Copy out each of the following lines without changing anything.

++++++++++++++++++++

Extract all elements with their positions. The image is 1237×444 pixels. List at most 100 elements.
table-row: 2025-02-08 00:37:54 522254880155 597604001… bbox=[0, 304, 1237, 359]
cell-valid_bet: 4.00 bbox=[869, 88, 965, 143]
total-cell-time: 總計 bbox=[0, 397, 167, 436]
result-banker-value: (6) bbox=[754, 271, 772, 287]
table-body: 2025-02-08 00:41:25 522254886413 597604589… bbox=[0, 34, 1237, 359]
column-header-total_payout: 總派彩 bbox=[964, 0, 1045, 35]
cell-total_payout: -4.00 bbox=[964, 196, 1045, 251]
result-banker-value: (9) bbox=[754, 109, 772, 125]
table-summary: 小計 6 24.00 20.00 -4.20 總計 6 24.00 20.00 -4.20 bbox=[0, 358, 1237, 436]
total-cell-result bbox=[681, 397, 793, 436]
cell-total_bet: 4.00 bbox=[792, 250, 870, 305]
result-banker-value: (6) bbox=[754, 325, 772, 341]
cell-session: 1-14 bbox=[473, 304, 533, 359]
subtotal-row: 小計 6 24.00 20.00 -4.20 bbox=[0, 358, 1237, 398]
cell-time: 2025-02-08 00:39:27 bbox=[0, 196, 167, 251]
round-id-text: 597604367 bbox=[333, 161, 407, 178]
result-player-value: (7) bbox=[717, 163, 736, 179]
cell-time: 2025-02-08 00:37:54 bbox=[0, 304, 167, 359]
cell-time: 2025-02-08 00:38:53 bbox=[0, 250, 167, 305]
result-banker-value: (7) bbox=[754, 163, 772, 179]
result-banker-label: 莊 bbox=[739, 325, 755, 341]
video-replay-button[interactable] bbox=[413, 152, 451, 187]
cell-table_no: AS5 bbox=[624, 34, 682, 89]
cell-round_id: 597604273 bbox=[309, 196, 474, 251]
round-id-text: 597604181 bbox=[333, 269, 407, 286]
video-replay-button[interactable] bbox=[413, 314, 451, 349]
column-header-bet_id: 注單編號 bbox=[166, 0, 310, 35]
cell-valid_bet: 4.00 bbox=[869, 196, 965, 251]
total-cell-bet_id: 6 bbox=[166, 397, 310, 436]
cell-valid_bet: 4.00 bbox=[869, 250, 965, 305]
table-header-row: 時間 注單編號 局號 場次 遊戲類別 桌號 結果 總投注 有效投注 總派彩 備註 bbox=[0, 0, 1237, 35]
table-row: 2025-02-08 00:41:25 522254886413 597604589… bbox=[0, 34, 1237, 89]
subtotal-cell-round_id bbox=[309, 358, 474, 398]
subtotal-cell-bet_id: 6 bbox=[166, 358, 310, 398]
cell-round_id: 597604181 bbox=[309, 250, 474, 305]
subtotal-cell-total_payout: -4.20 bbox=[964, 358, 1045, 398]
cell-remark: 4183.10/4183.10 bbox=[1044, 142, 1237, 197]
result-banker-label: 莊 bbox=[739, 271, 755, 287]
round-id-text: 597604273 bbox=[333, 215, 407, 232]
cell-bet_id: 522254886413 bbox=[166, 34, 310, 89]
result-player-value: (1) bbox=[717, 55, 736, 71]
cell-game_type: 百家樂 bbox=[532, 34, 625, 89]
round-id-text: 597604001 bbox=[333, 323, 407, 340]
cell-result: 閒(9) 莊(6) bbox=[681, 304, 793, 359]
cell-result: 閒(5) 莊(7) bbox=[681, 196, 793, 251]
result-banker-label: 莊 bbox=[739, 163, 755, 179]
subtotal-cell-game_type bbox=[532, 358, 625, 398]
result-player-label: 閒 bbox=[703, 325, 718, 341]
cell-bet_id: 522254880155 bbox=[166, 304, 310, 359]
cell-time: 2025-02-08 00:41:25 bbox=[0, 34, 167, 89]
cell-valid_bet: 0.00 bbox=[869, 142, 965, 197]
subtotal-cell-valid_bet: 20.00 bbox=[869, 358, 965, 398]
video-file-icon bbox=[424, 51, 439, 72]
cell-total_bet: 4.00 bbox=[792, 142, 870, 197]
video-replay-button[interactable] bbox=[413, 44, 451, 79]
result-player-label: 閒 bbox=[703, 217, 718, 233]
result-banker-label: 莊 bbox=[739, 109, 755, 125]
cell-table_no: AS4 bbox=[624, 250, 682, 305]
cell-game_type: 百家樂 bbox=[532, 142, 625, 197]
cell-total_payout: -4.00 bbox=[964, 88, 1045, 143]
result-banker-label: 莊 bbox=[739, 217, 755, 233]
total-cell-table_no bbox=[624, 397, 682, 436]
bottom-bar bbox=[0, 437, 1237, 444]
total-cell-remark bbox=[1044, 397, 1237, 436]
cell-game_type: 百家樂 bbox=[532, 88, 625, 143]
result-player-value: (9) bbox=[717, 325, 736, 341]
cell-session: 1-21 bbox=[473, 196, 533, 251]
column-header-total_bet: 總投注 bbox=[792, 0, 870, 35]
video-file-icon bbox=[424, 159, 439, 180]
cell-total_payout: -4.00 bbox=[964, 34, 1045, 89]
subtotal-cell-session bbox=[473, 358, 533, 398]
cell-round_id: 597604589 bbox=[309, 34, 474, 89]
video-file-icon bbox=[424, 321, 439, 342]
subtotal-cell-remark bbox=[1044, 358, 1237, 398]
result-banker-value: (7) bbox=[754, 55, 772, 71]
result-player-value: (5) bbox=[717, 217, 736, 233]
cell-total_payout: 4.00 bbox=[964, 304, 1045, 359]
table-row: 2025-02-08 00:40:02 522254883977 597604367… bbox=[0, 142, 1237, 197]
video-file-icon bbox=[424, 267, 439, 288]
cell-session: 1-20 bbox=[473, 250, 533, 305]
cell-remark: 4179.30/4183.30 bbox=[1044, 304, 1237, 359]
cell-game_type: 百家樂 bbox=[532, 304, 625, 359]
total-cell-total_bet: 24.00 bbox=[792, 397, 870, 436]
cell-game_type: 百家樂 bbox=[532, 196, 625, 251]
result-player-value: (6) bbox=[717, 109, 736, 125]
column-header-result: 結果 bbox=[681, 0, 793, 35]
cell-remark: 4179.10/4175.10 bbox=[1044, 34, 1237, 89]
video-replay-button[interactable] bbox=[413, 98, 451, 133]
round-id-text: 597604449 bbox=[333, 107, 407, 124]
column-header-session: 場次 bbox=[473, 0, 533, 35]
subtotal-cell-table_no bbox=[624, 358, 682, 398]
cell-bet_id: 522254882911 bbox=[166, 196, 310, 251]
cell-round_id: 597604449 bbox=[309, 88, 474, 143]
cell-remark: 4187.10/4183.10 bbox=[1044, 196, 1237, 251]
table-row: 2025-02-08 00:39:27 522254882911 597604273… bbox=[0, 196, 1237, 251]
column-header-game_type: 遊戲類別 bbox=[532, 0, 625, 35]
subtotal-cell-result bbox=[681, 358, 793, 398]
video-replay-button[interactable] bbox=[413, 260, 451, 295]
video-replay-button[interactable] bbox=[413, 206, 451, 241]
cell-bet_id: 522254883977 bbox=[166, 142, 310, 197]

++++++++++++++++++++

**The reply**.
Extract all elements with their positions. The image is 1237×444 pixels. List at most 100 elements.
table-row: 2025-02-08 00:37:54 522254880155 597604001… bbox=[0, 304, 1237, 359]
cell-valid_bet: 4.00 bbox=[869, 88, 965, 143]
total-cell-time: 總計 bbox=[0, 397, 167, 436]
result-banker-value: (6) bbox=[754, 271, 772, 287]
table-body: 2025-02-08 00:41:25 522254886413 597604589… bbox=[0, 34, 1237, 359]
column-header-total_payout: 總派彩 bbox=[964, 0, 1045, 35]
cell-total_payout: -4.00 bbox=[964, 196, 1045, 251]
result-banker-value: (9) bbox=[754, 109, 772, 125]
table-summary: 小計 6 24.00 20.00 -4.20 總計 6 24.00 20.00 -4.20 bbox=[0, 358, 1237, 436]
total-cell-result bbox=[681, 397, 793, 436]
cell-total_bet: 4.00 bbox=[792, 250, 870, 305]
result-banker-value: (6) bbox=[754, 325, 772, 341]
cell-session: 1-14 bbox=[473, 304, 533, 359]
subtotal-row: 小計 6 24.00 20.00 -4.20 bbox=[0, 358, 1237, 398]
cell-time: 2025-02-08 00:39:27 bbox=[0, 196, 167, 251]
round-id-text: 597604367 bbox=[333, 161, 407, 178]
result-player-value: (7) bbox=[717, 163, 736, 179]
cell-time: 2025-02-08 00:37:54 bbox=[0, 304, 167, 359]
cell-time: 2025-02-08 00:38:53 bbox=[0, 250, 167, 305]
result-banker-value: (7) bbox=[754, 163, 772, 179]
result-banker-label: 莊 bbox=[739, 325, 755, 341]
video-replay-button[interactable] bbox=[413, 152, 451, 187]
cell-table_no: AS5 bbox=[624, 34, 682, 89]
cell-round_id: 597604273 bbox=[309, 196, 474, 251]
round-id-text: 597604181 bbox=[333, 269, 407, 286]
video-replay-button[interactable] bbox=[413, 314, 451, 349]
column-header-bet_id: 注單編號 bbox=[166, 0, 310, 35]
cell-valid_bet: 4.00 bbox=[869, 196, 965, 251]
total-cell-bet_id: 6 bbox=[166, 397, 310, 436]
cell-valid_bet: 4.00 bbox=[869, 250, 965, 305]
table-header-row: 時間 注單編號 局號 場次 遊戲類別 桌號 結果 總投注 有效投注 總派彩 備註 bbox=[0, 0, 1237, 35]
table-row: 2025-02-08 00:41:25 522254886413 597604589… bbox=[0, 34, 1237, 89]
subtotal-cell-round_id bbox=[309, 358, 474, 398]
subtotal-cell-bet_id: 6 bbox=[166, 358, 310, 398]
cell-round_id: 597604181 bbox=[309, 250, 474, 305]
subtotal-cell-total_payout: -4.20 bbox=[964, 358, 1045, 398]
cell-remark: 4183.10/4183.10 bbox=[1044, 142, 1237, 197]
result-banker-label: 莊 bbox=[739, 271, 755, 287]
round-id-text: 597604273 bbox=[333, 215, 407, 232]
cell-bet_id: 522254886413 bbox=[166, 34, 310, 89]
result-player-value: (1) bbox=[717, 55, 736, 71]
cell-game_type: 百家樂 bbox=[532, 34, 625, 89]
round-id-text: 597604001 bbox=[333, 323, 407, 340]
cell-result: 閒(9) 莊(6) bbox=[681, 304, 793, 359]
cell-result: 閒(5) 莊(7) bbox=[681, 196, 793, 251]
result-banker-label: 莊 bbox=[739, 163, 755, 179]
subtotal-cell-game_type bbox=[532, 358, 625, 398]
result-player-label: 閒 bbox=[703, 325, 718, 341]
cell-bet_id: 522254880155 bbox=[166, 304, 310, 359]
cell-time: 2025-02-08 00:41:25 bbox=[0, 34, 167, 89]
cell-valid_bet: 0.00 bbox=[869, 142, 965, 197]
subtotal-cell-valid_bet: 20.00 bbox=[869, 358, 965, 398]
video-file-icon bbox=[424, 51, 439, 72]
cell-total_bet: 4.00 bbox=[792, 142, 870, 197]
video-replay-button[interactable] bbox=[413, 44, 451, 79]
result-player-label: 閒 bbox=[703, 217, 718, 233]
result-banker-label: 莊 bbox=[739, 109, 755, 125]
cell-table_no: AS4 bbox=[624, 250, 682, 305]
cell-game_type: 百家樂 bbox=[532, 142, 625, 197]
cell-total_payout: -4.00 bbox=[964, 88, 1045, 143]
result-banker-label: 莊 bbox=[739, 217, 755, 233]
total-cell-table_no bbox=[624, 397, 682, 436]
bottom-bar bbox=[0, 437, 1237, 444]
total-cell-remark bbox=[1044, 397, 1237, 436]
cell-game_type: 百家樂 bbox=[532, 88, 625, 143]
result-player-value: (9) bbox=[717, 325, 736, 341]
cell-session: 1-21 bbox=[473, 196, 533, 251]
column-header-total_bet: 總投注 bbox=[792, 0, 870, 35]
video-file-icon bbox=[424, 159, 439, 180]
cell-total_payout: -4.00 bbox=[964, 34, 1045, 89]
subtotal-cell-session bbox=[473, 358, 533, 398]
cell-round_id: 597604589 bbox=[309, 34, 474, 89]
video-file-icon bbox=[424, 321, 439, 342]
subtotal-cell-remark bbox=[1044, 358, 1237, 398]
result-banker-value: (7) bbox=[754, 55, 772, 71]
result-player-value: (5) bbox=[717, 217, 736, 233]
cell-total_payout: 4.00 bbox=[964, 304, 1045, 359]
table-row: 2025-02-08 00:40:02 522254883977 597604367… bbox=[0, 142, 1237, 197]
video-file-icon bbox=[424, 267, 439, 288]
cell-session: 1-20 bbox=[473, 250, 533, 305]
cell-remark: 4179.30/4183.30 bbox=[1044, 304, 1237, 359]
cell-game_type: 百家樂 bbox=[532, 304, 625, 359]
total-cell-total_bet: 24.00 bbox=[792, 397, 870, 436]
cell-game_type: 百家樂 bbox=[532, 196, 625, 251]
result-player-value: (6) bbox=[717, 109, 736, 125]
column-header-result: 結果 bbox=[681, 0, 793, 35]
cell-remark: 4179.10/4175.10 bbox=[1044, 34, 1237, 89]
video-replay-button[interactable] bbox=[413, 98, 451, 133]
round-id-text: 597604449 bbox=[333, 107, 407, 124]
column-header-session: 場次 bbox=[473, 0, 533, 35]
subtotal-cell-table_no bbox=[624, 358, 682, 398]
cell-bet_id: 522254882911 bbox=[166, 196, 310, 251]
cell-round_id: 597604449 bbox=[309, 88, 474, 143]
cell-remark: 4187.10/4183.10 bbox=[1044, 196, 1237, 251]
table-row: 2025-02-08 00:39:27 522254882911 597604273… bbox=[0, 196, 1237, 251]
column-header-game_type: 遊戲類別 bbox=[532, 0, 625, 35]
subtotal-cell-result bbox=[681, 358, 793, 398]
video-replay-button[interactable] bbox=[413, 260, 451, 295]
video-replay-button[interactable] bbox=[413, 206, 451, 241]
cell-bet_id: 522254883977 bbox=[166, 142, 310, 197]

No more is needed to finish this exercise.